In the material below, find all lines with the string "牛栏关猫" and copy them.

Data records:
--------
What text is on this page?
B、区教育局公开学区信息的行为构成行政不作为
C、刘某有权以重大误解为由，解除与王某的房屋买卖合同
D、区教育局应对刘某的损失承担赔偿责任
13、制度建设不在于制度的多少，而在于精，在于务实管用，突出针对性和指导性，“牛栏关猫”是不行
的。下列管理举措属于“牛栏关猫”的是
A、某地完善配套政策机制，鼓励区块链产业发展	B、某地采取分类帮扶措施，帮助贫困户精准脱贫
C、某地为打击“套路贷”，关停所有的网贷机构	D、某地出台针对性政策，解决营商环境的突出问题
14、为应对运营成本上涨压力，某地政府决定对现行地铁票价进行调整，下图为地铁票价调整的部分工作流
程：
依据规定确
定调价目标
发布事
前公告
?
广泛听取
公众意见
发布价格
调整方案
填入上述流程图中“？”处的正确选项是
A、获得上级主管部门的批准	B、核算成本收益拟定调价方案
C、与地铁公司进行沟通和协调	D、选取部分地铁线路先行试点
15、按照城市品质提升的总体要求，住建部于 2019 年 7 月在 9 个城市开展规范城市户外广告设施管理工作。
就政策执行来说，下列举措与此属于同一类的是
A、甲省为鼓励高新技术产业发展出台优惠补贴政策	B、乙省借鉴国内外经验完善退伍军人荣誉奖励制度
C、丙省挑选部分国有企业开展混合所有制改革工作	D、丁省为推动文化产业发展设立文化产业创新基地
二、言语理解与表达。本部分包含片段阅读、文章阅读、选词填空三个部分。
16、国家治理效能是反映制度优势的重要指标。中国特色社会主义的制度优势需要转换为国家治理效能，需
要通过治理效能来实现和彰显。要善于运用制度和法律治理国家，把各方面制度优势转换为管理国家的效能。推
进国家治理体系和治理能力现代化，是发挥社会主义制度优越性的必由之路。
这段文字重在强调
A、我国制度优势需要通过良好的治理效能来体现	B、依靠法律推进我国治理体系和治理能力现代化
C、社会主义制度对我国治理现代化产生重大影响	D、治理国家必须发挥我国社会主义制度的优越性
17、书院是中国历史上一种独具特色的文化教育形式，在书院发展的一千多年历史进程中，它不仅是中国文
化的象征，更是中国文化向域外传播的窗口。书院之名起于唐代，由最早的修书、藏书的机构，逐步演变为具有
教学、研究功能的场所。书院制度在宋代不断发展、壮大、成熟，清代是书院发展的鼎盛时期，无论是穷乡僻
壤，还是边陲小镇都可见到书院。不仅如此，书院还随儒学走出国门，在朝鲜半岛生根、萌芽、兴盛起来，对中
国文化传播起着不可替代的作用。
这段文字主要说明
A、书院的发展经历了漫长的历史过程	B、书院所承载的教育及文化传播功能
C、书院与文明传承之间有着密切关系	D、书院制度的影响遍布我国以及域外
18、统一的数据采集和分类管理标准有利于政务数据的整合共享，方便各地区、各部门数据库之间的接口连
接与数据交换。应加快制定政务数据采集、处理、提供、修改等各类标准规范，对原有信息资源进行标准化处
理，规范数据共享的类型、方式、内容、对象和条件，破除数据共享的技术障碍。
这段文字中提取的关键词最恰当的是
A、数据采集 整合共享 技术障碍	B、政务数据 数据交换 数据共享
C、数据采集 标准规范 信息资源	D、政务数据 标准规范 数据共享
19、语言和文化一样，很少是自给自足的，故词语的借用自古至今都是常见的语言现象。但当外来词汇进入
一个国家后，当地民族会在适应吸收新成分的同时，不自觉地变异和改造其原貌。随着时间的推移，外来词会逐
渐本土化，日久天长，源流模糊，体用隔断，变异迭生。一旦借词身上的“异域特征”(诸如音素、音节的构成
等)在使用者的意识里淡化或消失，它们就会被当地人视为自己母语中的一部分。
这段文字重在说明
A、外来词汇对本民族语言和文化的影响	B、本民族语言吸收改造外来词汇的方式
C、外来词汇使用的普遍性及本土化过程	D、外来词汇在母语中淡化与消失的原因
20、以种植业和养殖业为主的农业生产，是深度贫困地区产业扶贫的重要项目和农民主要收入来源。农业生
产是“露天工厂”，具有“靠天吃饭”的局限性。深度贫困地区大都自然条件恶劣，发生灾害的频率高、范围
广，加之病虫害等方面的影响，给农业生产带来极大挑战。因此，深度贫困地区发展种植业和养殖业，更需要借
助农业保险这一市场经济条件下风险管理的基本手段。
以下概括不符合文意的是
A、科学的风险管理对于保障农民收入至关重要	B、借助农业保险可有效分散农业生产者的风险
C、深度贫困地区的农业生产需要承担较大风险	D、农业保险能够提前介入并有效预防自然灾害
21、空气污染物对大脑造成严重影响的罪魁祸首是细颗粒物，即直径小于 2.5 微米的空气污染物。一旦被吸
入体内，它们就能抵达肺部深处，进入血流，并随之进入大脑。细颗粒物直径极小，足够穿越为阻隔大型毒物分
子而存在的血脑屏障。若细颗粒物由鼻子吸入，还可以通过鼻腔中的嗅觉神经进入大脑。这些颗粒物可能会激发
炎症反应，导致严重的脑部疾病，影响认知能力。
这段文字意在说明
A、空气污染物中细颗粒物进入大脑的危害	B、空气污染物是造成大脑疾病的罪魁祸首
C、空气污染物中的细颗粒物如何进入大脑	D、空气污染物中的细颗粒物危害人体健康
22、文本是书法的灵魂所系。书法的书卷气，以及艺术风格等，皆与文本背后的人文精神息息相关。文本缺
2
--------
TASK RESPONSE:
13、制度建设不在于制度的多少，而在于精，在于务实管用，突出针对性和指导性，“牛栏关猫”是不行
的。下列管理举措属于“牛栏关猫”的是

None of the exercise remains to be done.